# YOUR GOAL
Quote the listing below in full and exactly as written, but omit every picture.

# AVAILABLE DATA
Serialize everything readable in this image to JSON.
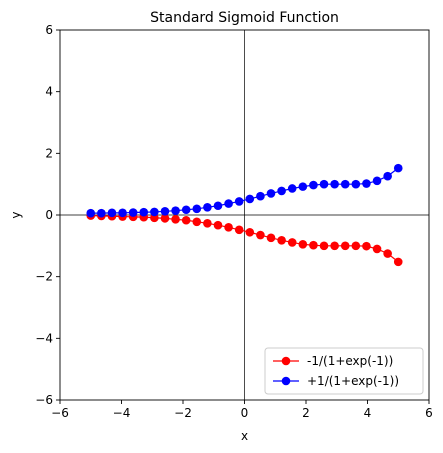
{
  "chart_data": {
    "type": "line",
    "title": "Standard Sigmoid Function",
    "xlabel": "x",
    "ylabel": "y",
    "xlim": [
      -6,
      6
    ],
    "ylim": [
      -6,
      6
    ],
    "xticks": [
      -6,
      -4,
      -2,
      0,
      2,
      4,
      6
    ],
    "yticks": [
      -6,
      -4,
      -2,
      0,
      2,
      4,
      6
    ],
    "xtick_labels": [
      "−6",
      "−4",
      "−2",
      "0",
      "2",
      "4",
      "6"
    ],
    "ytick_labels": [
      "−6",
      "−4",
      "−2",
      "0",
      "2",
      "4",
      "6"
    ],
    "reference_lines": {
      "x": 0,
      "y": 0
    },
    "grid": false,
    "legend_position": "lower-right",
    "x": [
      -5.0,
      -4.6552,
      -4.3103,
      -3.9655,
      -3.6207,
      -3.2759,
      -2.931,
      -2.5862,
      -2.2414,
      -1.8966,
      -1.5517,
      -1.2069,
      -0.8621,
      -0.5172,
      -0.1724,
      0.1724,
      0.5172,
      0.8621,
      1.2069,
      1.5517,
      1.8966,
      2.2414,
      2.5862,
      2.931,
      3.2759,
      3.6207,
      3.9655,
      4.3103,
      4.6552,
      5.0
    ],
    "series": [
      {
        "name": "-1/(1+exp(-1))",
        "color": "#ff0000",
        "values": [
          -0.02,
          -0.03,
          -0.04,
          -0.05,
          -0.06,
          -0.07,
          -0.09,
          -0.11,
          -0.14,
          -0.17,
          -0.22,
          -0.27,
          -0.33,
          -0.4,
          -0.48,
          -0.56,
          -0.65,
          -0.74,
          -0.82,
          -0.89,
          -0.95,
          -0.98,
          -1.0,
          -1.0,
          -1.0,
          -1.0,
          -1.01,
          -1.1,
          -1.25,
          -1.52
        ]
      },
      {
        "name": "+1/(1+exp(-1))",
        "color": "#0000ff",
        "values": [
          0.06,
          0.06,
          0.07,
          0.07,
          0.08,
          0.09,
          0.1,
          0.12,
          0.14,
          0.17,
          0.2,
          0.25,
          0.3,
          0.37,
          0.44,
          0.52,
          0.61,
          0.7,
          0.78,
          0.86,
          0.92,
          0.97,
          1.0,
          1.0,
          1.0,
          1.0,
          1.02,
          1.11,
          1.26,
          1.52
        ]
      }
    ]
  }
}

# WRITTEN ANSWER
Serialize everything readable in this image to JSON.
{
  "chart_data": {
    "type": "line",
    "title": "Standard Sigmoid Function",
    "xlabel": "x",
    "ylabel": "y",
    "xlim": [
      -6,
      6
    ],
    "ylim": [
      -6,
      6
    ],
    "xticks": [
      -6,
      -4,
      -2,
      0,
      2,
      4,
      6
    ],
    "yticks": [
      -6,
      -4,
      -2,
      0,
      2,
      4,
      6
    ],
    "xtick_labels": [
      "−6",
      "−4",
      "−2",
      "0",
      "2",
      "4",
      "6"
    ],
    "ytick_labels": [
      "−6",
      "−4",
      "−2",
      "0",
      "2",
      "4",
      "6"
    ],
    "reference_lines": {
      "x": 0,
      "y": 0
    },
    "grid": false,
    "legend_position": "lower-right",
    "x": [
      -5.0,
      -4.6552,
      -4.3103,
      -3.9655,
      -3.6207,
      -3.2759,
      -2.931,
      -2.5862,
      -2.2414,
      -1.8966,
      -1.5517,
      -1.2069,
      -0.8621,
      -0.5172,
      -0.1724,
      0.1724,
      0.5172,
      0.8621,
      1.2069,
      1.5517,
      1.8966,
      2.2414,
      2.5862,
      2.931,
      3.2759,
      3.6207,
      3.9655,
      4.3103,
      4.6552,
      5.0
    ],
    "series": [
      {
        "name": "-1/(1+exp(-1))",
        "color": "#ff0000",
        "values": [
          -0.02,
          -0.03,
          -0.04,
          -0.05,
          -0.06,
          -0.07,
          -0.09,
          -0.11,
          -0.14,
          -0.17,
          -0.22,
          -0.27,
          -0.33,
          -0.4,
          -0.48,
          -0.56,
          -0.65,
          -0.74,
          -0.82,
          -0.89,
          -0.95,
          -0.98,
          -1.0,
          -1.0,
          -1.0,
          -1.0,
          -1.01,
          -1.1,
          -1.25,
          -1.52
        ]
      },
      {
        "name": "+1/(1+exp(-1))",
        "color": "#0000ff",
        "values": [
          0.06,
          0.06,
          0.07,
          0.07,
          0.08,
          0.09,
          0.1,
          0.12,
          0.14,
          0.17,
          0.2,
          0.25,
          0.3,
          0.37,
          0.44,
          0.52,
          0.61,
          0.7,
          0.78,
          0.86,
          0.92,
          0.97,
          1.0,
          1.0,
          1.0,
          1.0,
          1.02,
          1.11,
          1.26,
          1.52
        ]
      }
    ]
  }
}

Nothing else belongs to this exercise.